▶ Stated problem:
Which lines contain the string "star"? Please list every one of them.

▶ Material:
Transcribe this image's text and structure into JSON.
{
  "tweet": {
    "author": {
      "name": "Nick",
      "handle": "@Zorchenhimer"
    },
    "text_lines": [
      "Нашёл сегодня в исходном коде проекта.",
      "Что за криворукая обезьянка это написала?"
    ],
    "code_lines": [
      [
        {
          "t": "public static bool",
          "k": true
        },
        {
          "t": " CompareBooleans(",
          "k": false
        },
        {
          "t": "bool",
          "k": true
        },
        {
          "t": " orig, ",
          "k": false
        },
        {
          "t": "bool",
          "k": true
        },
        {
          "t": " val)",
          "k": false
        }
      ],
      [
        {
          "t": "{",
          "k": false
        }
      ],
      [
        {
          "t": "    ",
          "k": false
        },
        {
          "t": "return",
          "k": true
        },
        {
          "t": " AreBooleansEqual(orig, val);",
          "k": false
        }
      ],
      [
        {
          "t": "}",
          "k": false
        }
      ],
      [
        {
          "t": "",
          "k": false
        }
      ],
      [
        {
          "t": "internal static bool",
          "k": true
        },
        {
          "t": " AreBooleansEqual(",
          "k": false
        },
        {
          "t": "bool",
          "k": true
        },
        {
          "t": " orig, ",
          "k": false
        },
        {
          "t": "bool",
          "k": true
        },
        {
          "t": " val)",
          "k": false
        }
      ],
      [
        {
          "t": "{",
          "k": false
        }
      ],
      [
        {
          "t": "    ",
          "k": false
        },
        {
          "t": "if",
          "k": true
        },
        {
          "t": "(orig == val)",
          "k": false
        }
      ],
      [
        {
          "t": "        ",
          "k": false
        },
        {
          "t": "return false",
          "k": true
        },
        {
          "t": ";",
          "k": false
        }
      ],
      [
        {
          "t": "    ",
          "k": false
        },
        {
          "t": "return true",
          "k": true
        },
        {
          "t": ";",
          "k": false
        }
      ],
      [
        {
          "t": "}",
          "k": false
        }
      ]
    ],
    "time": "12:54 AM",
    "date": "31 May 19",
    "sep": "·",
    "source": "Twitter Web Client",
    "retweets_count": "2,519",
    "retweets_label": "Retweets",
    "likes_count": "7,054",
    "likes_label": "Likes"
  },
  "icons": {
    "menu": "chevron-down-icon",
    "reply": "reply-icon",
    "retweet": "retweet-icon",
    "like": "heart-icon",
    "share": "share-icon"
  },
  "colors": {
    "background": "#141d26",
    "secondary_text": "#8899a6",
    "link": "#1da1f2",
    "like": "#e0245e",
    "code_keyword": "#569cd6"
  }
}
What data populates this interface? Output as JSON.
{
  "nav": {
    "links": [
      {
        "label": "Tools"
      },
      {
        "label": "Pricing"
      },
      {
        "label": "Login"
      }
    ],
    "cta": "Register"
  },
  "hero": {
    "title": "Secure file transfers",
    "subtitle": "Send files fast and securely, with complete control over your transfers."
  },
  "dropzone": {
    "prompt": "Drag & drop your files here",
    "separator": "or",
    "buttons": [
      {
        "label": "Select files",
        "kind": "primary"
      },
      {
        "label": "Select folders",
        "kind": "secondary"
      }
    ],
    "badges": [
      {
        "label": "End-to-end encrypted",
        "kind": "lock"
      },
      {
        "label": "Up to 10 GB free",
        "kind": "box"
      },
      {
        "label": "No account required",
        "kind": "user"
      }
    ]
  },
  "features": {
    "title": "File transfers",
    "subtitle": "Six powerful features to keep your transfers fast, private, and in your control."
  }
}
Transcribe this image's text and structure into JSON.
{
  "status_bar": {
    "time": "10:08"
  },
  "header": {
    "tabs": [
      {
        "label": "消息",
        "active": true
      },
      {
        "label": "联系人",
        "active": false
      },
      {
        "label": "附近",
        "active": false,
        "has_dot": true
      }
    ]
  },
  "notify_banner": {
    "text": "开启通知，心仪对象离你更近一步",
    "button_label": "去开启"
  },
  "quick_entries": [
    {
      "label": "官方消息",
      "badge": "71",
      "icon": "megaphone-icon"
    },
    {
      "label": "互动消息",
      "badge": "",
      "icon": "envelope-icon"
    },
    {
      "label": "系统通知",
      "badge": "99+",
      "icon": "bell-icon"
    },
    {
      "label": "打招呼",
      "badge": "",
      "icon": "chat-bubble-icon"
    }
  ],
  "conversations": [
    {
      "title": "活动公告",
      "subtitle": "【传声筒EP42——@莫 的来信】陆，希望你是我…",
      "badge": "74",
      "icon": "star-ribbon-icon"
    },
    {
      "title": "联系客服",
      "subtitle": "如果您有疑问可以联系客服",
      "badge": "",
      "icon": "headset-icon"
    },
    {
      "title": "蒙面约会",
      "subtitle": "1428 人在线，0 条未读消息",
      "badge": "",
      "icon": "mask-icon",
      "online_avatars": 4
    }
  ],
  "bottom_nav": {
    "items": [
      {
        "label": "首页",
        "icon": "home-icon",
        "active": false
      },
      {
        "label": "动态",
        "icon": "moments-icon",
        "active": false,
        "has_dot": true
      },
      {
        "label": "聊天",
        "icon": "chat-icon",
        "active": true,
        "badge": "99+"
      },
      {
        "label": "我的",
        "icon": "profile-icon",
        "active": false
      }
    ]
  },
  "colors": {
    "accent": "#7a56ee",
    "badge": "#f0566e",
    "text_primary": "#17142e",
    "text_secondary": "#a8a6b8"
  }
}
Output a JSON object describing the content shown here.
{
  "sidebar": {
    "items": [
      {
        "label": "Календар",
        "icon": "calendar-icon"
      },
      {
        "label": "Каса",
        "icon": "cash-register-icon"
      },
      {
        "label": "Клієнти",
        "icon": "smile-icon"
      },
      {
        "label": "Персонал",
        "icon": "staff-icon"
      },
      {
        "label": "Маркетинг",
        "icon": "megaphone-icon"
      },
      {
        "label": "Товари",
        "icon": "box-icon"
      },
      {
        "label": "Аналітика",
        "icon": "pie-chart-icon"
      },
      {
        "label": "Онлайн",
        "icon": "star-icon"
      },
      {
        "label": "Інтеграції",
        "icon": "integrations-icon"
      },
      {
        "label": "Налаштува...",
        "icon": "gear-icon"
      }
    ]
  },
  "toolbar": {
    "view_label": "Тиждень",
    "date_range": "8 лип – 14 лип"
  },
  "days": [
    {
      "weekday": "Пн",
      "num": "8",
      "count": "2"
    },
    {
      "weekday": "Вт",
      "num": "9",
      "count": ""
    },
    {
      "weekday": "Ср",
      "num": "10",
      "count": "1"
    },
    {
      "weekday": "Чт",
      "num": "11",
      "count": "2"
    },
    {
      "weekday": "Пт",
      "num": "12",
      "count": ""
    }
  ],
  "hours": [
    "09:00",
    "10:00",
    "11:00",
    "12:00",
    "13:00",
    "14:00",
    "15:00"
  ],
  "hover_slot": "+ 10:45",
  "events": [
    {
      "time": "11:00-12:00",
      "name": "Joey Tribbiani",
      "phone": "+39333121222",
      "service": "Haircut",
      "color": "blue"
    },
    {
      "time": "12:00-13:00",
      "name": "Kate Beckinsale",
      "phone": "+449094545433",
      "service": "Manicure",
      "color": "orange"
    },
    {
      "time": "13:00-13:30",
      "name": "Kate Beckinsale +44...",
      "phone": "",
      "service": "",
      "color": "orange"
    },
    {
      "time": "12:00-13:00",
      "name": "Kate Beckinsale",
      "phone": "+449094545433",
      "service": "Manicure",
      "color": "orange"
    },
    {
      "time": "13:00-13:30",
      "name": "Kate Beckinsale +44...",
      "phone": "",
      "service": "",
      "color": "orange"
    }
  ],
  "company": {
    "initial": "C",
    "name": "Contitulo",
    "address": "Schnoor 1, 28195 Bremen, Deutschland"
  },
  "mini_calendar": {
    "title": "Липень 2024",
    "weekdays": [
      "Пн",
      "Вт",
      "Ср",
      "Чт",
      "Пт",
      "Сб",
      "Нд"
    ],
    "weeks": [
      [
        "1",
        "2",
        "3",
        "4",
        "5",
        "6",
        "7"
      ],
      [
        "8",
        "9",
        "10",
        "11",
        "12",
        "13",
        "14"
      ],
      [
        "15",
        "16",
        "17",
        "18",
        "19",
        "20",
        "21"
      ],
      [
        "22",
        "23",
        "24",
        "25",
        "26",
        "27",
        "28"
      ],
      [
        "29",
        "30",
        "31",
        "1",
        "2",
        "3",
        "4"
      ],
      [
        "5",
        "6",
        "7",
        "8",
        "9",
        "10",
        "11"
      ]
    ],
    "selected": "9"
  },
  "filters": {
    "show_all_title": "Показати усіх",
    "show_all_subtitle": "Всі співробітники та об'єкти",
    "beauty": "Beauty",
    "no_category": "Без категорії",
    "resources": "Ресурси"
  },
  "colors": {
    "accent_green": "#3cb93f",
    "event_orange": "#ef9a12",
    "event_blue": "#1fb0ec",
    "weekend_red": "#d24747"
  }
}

▶ Result:
      "icon": "star-ribbon-icon"
        "icon": "star-icon"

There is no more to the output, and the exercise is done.